Excerpts from a figure dataset
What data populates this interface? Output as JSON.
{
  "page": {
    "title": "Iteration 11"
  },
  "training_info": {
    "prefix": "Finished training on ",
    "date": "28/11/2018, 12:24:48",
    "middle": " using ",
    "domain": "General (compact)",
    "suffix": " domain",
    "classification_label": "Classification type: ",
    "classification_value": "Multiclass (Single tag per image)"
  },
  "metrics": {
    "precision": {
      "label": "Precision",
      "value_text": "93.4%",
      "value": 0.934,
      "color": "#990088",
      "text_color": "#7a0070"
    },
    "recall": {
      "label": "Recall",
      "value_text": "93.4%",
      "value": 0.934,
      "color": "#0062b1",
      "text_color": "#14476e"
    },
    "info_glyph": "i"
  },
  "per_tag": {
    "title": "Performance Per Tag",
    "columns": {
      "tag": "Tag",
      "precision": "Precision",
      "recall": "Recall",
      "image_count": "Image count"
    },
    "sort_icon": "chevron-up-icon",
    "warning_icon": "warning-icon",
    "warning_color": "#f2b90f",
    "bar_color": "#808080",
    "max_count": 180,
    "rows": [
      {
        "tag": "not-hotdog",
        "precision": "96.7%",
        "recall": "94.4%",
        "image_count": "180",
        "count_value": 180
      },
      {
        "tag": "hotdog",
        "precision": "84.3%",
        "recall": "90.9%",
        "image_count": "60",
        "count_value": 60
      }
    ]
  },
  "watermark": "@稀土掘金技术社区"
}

* **Work to complete**
Print the whole listing again, exactly.

* **Exercise response**
What data populates this interface? Output as JSON.
{
  "page": {
    "title": "Iteration 11"
  },
  "training_info": {
    "prefix": "Finished training on ",
    "date": "28/11/2018, 12:24:48",
    "middle": " using ",
    "domain": "General (compact)",
    "suffix": " domain",
    "classification_label": "Classification type: ",
    "classification_value": "Multiclass (Single tag per image)"
  },
  "metrics": {
    "precision": {
      "label": "Precision",
      "value_text": "93.4%",
      "value": 0.934,
      "color": "#990088",
      "text_color": "#7a0070"
    },
    "recall": {
      "label": "Recall",
      "value_text": "93.4%",
      "value": 0.934,
      "color": "#0062b1",
      "text_color": "#14476e"
    },
    "info_glyph": "i"
  },
  "per_tag": {
    "title": "Performance Per Tag",
    "columns": {
      "tag": "Tag",
      "precision": "Precision",
      "recall": "Recall",
      "image_count": "Image count"
    },
    "sort_icon": "chevron-up-icon",
    "warning_icon": "warning-icon",
    "warning_color": "#f2b90f",
    "bar_color": "#808080",
    "max_count": 180,
    "rows": [
      {
        "tag": "not-hotdog",
        "precision": "96.7%",
        "recall": "94.4%",
        "image_count": "180",
        "count_value": 180
      },
      {
        "tag": "hotdog",
        "precision": "84.3%",
        "recall": "90.9%",
        "image_count": "60",
        "count_value": 60
      }
    ]
  },
  "watermark": "@稀土掘金技术社区"
}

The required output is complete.